##### Material supplied

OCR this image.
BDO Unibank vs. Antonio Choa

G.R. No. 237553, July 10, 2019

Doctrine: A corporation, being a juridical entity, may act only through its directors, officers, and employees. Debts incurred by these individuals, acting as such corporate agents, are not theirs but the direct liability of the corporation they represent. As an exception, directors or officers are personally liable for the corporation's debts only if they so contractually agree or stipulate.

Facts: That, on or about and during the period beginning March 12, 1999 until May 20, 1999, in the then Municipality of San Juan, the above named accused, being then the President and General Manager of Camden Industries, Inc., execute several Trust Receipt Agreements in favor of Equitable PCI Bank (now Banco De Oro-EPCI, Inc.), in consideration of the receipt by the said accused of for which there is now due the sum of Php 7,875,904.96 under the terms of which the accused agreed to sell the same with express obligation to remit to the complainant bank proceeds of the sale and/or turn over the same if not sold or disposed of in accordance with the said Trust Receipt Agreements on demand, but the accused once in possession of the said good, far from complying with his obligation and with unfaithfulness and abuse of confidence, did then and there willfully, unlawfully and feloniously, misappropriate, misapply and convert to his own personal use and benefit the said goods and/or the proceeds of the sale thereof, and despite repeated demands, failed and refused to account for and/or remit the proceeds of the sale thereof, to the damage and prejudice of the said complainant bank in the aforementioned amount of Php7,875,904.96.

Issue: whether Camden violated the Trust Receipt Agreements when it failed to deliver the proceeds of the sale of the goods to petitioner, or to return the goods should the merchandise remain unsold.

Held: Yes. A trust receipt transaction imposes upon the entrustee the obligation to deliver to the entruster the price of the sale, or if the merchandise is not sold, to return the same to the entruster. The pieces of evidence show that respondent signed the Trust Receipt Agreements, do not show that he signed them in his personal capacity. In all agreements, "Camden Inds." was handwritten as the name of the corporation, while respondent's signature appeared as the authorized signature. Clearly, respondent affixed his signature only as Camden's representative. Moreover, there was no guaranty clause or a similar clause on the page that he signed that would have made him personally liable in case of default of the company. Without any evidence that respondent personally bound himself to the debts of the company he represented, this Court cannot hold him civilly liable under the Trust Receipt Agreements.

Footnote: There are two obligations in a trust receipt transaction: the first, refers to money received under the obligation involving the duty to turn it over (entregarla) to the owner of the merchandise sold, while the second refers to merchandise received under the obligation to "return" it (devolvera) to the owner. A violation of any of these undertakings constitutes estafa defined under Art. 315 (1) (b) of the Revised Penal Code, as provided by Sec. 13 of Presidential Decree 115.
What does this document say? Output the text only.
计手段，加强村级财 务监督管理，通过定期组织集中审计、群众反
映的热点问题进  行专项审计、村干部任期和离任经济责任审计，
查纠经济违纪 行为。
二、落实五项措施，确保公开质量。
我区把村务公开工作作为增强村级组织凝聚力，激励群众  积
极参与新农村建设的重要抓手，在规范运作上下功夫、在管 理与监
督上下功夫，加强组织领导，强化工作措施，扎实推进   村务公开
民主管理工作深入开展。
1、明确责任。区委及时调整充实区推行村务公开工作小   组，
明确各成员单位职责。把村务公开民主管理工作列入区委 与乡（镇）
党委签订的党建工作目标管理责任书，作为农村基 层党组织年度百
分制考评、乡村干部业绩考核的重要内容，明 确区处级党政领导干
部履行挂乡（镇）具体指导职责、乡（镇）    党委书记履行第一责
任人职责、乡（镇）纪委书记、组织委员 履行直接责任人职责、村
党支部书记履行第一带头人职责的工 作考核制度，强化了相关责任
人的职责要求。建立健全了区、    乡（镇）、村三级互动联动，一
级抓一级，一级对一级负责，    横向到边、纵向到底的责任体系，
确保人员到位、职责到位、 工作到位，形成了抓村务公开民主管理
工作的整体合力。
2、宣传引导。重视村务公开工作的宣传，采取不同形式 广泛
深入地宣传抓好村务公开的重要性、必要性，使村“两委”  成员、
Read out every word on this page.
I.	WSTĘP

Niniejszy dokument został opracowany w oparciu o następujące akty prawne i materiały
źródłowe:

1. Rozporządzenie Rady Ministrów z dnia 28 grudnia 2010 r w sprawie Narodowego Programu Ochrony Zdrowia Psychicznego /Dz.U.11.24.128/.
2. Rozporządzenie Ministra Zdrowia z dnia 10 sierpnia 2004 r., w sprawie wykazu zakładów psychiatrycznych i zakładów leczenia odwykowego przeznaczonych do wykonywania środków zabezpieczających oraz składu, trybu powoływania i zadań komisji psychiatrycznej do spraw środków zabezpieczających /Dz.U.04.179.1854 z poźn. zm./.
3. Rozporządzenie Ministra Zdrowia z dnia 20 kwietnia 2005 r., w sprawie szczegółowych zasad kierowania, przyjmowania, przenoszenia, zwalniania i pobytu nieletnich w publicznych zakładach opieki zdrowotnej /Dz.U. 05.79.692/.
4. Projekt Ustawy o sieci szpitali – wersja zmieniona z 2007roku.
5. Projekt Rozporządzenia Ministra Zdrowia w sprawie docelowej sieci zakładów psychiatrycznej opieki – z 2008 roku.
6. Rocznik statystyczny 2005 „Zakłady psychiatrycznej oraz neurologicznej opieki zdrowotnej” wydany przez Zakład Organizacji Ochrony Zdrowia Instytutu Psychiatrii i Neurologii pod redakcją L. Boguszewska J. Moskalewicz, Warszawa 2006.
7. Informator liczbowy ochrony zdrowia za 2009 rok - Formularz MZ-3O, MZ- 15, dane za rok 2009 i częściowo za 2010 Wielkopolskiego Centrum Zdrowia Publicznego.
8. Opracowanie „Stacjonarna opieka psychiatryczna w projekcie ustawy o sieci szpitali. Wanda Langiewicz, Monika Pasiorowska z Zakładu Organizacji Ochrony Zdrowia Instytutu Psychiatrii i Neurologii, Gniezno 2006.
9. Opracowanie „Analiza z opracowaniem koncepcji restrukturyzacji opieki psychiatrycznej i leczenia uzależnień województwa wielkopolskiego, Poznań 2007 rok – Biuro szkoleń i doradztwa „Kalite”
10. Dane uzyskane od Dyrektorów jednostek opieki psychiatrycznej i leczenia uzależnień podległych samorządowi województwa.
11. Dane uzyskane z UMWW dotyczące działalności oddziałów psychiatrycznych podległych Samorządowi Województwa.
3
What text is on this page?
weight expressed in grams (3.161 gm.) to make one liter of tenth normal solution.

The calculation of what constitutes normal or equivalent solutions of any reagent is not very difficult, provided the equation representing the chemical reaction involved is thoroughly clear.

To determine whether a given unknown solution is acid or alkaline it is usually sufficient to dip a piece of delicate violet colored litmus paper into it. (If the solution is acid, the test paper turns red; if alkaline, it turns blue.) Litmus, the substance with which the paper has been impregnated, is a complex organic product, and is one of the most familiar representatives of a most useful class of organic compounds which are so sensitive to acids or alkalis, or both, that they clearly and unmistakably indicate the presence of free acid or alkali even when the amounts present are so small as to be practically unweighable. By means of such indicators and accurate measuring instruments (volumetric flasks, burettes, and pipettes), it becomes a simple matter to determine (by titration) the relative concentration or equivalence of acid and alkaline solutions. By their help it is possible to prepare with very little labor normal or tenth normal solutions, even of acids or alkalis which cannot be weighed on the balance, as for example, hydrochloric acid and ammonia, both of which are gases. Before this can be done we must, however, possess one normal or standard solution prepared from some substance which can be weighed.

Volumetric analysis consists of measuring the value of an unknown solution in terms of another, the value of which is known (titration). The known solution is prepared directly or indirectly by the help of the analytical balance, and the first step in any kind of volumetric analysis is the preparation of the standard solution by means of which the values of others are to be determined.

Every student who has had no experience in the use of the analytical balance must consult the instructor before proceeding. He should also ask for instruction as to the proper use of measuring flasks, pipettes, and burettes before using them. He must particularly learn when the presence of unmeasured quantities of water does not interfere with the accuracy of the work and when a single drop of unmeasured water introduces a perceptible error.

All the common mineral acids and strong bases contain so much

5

##########

Objective -
Repeat the lines above exactly.

Exercise answer -
OCR this image.
BDO Unibank vs. Antonio Choa

G.R. No. 237553, July 10, 2019

Doctrine: A corporation, being a juridical entity, may act only through its directors, officers, and employees. Debts incurred by these individuals, acting as such corporate agents, are not theirs but the direct liability of the corporation they represent. As an exception, directors or officers are personally liable for the corporation's debts only if they so contractually agree or stipulate.

Facts: That, on or about and during the period beginning March 12, 1999 until May 20, 1999, in the then Municipality of San Juan, the above named accused, being then the President and General Manager of Camden Industries, Inc., execute several Trust Receipt Agreements in favor of Equitable PCI Bank (now Banco De Oro-EPCI, Inc.), in consideration of the receipt by the said accused of for which there is now due the sum of Php 7,875,904.96 under the terms of which the accused agreed to sell the same with express obligation to remit to the complainant bank proceeds of the sale and/or turn over the same if not sold or disposed of in accordance with the said Trust Receipt Agreements on demand, but the accused once in possession of the said good, far from complying with his obligation and with unfaithfulness and abuse of confidence, did then and there willfully, unlawfully and feloniously, misappropriate, misapply and convert to his own personal use and benefit the said goods and/or the proceeds of the sale thereof, and despite repeated demands, failed and refused to account for and/or remit the proceeds of the sale thereof, to the damage and prejudice of the said complainant bank in the aforementioned amount of Php7,875,904.96.

Issue: whether Camden violated the Trust Receipt Agreements when it failed to deliver the proceeds of the sale of the goods to petitioner, or to return the goods should the merchandise remain unsold.

Held: Yes. A trust receipt transaction imposes upon the entrustee the obligation to deliver to the entruster the price of the sale, or if the merchandise is not sold, to return the same to the entruster. The pieces of evidence show that respondent signed the Trust Receipt Agreements, do not show that he signed them in his personal capacity. In all agreements, "Camden Inds." was handwritten as the name of the corporation, while respondent's signature appeared as the authorized signature. Clearly, respondent affixed his signature only as Camden's representative. Moreover, there was no guaranty clause or a similar clause on the page that he signed that would have made him personally liable in case of default of the company. Without any evidence that respondent personally bound himself to the debts of the company he represented, this Court cannot hold him civilly liable under the Trust Receipt Agreements.

Footnote: There are two obligations in a trust receipt transaction: the first, refers to money received under the obligation involving the duty to turn it over (entregarla) to the owner of the merchandise sold, while the second refers to merchandise received under the obligation to "return" it (devolvera) to the owner. A violation of any of these undertakings constitutes estafa defined under Art. 315 (1) (b) of the Revised Penal Code, as provided by Sec. 13 of Presidential Decree 115.
What does this document say? Output the text only.
计手段，加强村级财 务监督管理，通过定期组织集中审计、群众反
映的热点问题进  行专项审计、村干部任期和离任经济责任审计，
查纠经济违纪 行为。
二、落实五项措施，确保公开质量。
我区把村务公开工作作为增强村级组织凝聚力，激励群众  积
极参与新农村建设的重要抓手，在规范运作上下功夫、在管 理与监
督上下功夫，加强组织领导，强化工作措施，扎实推进   村务公开
民主管理工作深入开展。
1、明确责任。区委及时调整充实区推行村务公开工作小   组，
明确各成员单位职责。把村务公开民主管理工作列入区委 与乡（镇）
党委签订的党建工作目标管理责任书，作为农村基 层党组织年度百
分制考评、乡村干部业绩考核的重要内容，明 确区处级党政领导干
部履行挂乡（镇）具体指导职责、乡（镇）    党委书记履行第一责
任人职责、乡（镇）纪委书记、组织委员 履行直接责任人职责、村
党支部书记履行第一带头人职责的工 作考核制度，强化了相关责任
人的职责要求。建立健全了区、    乡（镇）、村三级互动联动，一
级抓一级，一级对一级负责，    横向到边、纵向到底的责任体系，
确保人员到位、职责到位、 工作到位，形成了抓村务公开民主管理
工作的整体合力。
2、宣传引导。重视村务公开工作的宣传，采取不同形式 广泛
深入地宣传抓好村务公开的重要性、必要性，使村“两委”  成员、
Read out every word on this page.
I.	WSTĘP

Niniejszy dokument został opracowany w oparciu o następujące akty prawne i materiały
źródłowe:

1. Rozporządzenie Rady Ministrów z dnia 28 grudnia 2010 r w sprawie Narodowego Programu Ochrony Zdrowia Psychicznego /Dz.U.11.24.128/.
2. Rozporządzenie Ministra Zdrowia z dnia 10 sierpnia 2004 r., w sprawie wykazu zakładów psychiatrycznych i zakładów leczenia odwykowego przeznaczonych do wykonywania środków zabezpieczających oraz składu, trybu powoływania i zadań komisji psychiatrycznej do spraw środków zabezpieczających /Dz.U.04.179.1854 z poźn. zm./.
3. Rozporządzenie Ministra Zdrowia z dnia 20 kwietnia 2005 r., w sprawie szczegółowych zasad kierowania, przyjmowania, przenoszenia, zwalniania i pobytu nieletnich w publicznych zakładach opieki zdrowotnej /Dz.U. 05.79.692/.
4. Projekt Ustawy o sieci szpitali – wersja zmieniona z 2007roku.
5. Projekt Rozporządzenia Ministra Zdrowia w sprawie docelowej sieci zakładów psychiatrycznej opieki – z 2008 roku.
6. Rocznik statystyczny 2005 „Zakłady psychiatrycznej oraz neurologicznej opieki zdrowotnej” wydany przez Zakład Organizacji Ochrony Zdrowia Instytutu Psychiatrii i Neurologii pod redakcją L. Boguszewska J. Moskalewicz, Warszawa 2006.
7. Informator liczbowy ochrony zdrowia za 2009 rok - Formularz MZ-3O, MZ- 15, dane za rok 2009 i częściowo za 2010 Wielkopolskiego Centrum Zdrowia Publicznego.
8. Opracowanie „Stacjonarna opieka psychiatryczna w projekcie ustawy o sieci szpitali. Wanda Langiewicz, Monika Pasiorowska z Zakładu Organizacji Ochrony Zdrowia Instytutu Psychiatrii i Neurologii, Gniezno 2006.
9. Opracowanie „Analiza z opracowaniem koncepcji restrukturyzacji opieki psychiatrycznej i leczenia uzależnień województwa wielkopolskiego, Poznań 2007 rok – Biuro szkoleń i doradztwa „Kalite”
10. Dane uzyskane od Dyrektorów jednostek opieki psychiatrycznej i leczenia uzależnień podległych samorządowi województwa.
11. Dane uzyskane z UMWW dotyczące działalności oddziałów psychiatrycznych podległych Samorządowi Województwa.
3
What text is on this page?
weight expressed in grams (3.161 gm.) to make one liter of tenth normal solution.

The calculation of what constitutes normal or equivalent solutions of any reagent is not very difficult, provided the equation representing the chemical reaction involved is thoroughly clear.

To determine whether a given unknown solution is acid or alkaline it is usually sufficient to dip a piece of delicate violet colored litmus paper into it. (If the solution is acid, the test paper turns red; if alkaline, it turns blue.) Litmus, the substance with which the paper has been impregnated, is a complex organic product, and is one of the most familiar representatives of a most useful class of organic compounds which are so sensitive to acids or alkalis, or both, that they clearly and unmistakably indicate the presence of free acid or alkali even when the amounts present are so small as to be practically unweighable. By means of such indicators and accurate measuring instruments (volumetric flasks, burettes, and pipettes), it becomes a simple matter to determine (by titration) the relative concentration or equivalence of acid and alkaline solutions. By their help it is possible to prepare with very little labor normal or tenth normal solutions, even of acids or alkalis which cannot be weighed on the balance, as for example, hydrochloric acid and ammonia, both of which are gases. Before this can be done we must, however, possess one normal or standard solution prepared from some substance which can be weighed.

Volumetric analysis consists of measuring the value of an unknown solution in terms of another, the value of which is known (titration). The known solution is prepared directly or indirectly by the help of the analytical balance, and the first step in any kind of volumetric analysis is the preparation of the standard solution by means of which the values of others are to be determined.

Every student who has had no experience in the use of the analytical balance must consult the instructor before proceeding. He should also ask for instruction as to the proper use of measuring flasks, pipettes, and burettes before using them. He must particularly learn when the presence of unmeasured quantities of water does not interfere with the accuracy of the work and when a single drop of unmeasured water introduces a perceptible error.

All the common mineral acids and strong bases contain so much

5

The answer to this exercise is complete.